■ Short exercise: Scan the data below and pick out the lines containing the word "temperature".

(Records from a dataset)
○ ○ ○

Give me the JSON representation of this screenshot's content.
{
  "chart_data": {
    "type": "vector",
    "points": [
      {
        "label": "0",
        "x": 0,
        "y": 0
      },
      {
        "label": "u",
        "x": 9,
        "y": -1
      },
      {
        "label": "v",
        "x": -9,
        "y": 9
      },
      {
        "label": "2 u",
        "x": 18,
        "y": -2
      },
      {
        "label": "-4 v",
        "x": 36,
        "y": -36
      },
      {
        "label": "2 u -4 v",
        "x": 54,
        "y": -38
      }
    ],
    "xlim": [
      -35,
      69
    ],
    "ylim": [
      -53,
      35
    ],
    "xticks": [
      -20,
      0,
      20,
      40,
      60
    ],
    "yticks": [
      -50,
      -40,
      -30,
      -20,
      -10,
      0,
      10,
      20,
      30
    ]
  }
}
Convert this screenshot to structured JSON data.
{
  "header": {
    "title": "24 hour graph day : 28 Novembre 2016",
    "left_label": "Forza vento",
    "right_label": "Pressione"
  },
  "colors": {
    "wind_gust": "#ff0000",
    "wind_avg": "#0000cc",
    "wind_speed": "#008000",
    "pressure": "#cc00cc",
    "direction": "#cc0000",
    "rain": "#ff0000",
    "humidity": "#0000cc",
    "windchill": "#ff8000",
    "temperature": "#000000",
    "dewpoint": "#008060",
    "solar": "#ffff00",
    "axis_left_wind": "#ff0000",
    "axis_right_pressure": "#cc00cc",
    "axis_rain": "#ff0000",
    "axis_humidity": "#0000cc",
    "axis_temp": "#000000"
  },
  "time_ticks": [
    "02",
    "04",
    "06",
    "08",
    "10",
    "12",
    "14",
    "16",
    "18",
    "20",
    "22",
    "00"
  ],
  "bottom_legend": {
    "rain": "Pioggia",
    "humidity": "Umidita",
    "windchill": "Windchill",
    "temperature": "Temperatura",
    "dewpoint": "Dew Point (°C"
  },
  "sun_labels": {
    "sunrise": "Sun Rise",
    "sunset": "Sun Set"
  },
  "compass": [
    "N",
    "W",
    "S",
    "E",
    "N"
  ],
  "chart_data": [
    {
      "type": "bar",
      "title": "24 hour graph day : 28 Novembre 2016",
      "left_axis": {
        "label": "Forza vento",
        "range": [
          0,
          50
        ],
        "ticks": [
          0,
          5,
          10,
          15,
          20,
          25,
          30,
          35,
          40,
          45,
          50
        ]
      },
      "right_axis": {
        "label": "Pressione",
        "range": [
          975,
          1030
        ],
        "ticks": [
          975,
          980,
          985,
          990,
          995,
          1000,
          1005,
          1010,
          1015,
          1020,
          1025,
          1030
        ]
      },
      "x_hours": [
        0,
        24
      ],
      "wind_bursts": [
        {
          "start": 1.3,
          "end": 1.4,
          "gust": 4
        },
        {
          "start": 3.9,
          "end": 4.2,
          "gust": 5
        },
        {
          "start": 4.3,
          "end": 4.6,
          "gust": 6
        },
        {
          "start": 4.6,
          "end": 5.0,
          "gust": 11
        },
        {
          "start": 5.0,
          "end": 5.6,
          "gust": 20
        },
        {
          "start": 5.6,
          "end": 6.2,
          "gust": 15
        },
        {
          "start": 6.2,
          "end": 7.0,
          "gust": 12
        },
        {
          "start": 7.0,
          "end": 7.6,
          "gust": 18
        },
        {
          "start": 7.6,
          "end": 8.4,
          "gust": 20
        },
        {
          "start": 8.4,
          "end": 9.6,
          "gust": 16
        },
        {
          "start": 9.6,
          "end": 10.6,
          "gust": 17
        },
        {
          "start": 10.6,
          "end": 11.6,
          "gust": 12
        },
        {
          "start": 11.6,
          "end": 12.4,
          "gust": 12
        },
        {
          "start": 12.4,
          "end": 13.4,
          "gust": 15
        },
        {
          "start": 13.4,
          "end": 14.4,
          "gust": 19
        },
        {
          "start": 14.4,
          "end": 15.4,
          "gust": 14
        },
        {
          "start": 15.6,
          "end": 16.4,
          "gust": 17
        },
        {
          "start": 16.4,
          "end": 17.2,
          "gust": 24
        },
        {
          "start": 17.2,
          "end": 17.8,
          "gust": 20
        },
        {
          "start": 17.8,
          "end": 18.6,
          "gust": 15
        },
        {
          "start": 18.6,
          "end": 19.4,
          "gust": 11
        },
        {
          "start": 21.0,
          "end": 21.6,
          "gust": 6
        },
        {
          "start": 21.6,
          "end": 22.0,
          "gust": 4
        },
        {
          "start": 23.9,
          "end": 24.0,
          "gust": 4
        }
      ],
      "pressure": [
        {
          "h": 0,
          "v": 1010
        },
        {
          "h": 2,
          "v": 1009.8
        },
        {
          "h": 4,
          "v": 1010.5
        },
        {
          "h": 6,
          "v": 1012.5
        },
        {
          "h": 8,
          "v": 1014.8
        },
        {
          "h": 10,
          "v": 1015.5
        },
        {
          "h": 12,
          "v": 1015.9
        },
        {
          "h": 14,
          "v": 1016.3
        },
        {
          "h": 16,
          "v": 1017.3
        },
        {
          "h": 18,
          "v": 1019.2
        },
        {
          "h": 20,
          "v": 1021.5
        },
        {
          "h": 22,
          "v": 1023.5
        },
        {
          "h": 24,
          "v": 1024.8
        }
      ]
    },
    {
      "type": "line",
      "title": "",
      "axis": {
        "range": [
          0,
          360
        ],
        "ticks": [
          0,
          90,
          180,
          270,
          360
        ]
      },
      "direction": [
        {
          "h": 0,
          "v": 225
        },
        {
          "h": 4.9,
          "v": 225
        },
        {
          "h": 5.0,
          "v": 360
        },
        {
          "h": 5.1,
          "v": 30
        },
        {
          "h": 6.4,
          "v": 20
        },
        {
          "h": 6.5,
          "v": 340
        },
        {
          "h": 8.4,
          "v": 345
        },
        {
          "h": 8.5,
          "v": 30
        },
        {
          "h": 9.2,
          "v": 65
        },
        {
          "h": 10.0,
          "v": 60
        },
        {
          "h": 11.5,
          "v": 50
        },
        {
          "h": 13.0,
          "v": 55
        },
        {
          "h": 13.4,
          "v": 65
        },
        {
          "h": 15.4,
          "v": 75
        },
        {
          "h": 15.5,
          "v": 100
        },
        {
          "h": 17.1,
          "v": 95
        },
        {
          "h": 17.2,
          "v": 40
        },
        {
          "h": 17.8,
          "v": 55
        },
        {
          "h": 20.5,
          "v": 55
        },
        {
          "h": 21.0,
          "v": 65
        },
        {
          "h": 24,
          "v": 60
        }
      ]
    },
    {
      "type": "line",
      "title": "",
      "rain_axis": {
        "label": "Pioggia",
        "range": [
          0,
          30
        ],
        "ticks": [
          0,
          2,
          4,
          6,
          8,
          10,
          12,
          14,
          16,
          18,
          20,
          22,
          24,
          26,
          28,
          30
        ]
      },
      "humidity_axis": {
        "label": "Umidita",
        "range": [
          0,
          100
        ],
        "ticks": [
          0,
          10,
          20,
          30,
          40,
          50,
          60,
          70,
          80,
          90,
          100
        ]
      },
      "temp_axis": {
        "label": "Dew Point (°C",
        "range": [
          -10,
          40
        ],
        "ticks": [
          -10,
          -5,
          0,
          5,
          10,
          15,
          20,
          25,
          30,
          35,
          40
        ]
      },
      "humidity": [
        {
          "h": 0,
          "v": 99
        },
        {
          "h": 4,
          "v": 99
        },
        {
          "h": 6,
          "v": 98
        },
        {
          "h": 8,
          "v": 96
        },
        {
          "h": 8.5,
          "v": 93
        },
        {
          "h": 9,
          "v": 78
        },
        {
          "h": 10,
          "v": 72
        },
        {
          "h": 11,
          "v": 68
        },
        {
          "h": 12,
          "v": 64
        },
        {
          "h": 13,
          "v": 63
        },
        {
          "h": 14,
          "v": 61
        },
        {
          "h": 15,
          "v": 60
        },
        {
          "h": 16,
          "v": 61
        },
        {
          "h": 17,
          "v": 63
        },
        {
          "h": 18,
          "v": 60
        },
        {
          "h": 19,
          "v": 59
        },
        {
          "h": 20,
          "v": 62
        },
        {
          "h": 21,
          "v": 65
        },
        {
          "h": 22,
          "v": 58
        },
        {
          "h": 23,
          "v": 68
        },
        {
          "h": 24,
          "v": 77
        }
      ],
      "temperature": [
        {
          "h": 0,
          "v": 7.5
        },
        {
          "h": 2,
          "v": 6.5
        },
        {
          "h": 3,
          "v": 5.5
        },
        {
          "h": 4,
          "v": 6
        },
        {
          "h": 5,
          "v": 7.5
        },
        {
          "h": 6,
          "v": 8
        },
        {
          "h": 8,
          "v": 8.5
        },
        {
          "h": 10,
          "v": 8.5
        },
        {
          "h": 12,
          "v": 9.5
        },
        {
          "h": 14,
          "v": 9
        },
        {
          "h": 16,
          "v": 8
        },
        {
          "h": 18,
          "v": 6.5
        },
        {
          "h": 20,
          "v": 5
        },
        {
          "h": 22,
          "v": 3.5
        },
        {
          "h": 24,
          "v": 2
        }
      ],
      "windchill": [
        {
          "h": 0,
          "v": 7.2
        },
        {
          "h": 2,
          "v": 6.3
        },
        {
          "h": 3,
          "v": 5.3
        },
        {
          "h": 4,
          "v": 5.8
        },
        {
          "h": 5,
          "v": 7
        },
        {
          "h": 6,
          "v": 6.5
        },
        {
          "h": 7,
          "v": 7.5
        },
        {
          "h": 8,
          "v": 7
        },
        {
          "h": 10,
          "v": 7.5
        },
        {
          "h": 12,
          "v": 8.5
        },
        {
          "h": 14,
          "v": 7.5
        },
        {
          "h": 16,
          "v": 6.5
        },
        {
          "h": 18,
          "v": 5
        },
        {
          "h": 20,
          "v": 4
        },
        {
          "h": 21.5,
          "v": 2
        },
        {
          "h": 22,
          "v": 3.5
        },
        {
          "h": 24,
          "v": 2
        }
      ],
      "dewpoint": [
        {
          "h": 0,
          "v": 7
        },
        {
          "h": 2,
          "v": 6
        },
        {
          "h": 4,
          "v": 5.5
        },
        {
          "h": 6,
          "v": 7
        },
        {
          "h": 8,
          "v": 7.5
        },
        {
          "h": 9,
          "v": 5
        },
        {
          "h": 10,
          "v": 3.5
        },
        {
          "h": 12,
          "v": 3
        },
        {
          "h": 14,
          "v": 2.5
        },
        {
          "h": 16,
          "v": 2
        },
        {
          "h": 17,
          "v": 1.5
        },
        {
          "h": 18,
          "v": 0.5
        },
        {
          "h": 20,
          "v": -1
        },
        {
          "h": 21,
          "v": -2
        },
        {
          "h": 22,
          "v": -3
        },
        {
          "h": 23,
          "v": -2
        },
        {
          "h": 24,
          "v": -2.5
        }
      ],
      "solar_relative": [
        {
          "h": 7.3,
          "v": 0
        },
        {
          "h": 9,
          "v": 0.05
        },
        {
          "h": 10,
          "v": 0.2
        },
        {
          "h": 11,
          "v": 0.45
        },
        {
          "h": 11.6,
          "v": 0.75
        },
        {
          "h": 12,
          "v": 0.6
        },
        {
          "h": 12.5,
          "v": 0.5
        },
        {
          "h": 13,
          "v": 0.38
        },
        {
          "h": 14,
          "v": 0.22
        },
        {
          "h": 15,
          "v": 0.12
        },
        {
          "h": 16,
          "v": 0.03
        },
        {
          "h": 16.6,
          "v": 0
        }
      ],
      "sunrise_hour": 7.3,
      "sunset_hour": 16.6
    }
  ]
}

○ ○ ○

■ Task solution:
    "temperature": "#000000",
    "temperature": "Temperatura",
      "temperature": [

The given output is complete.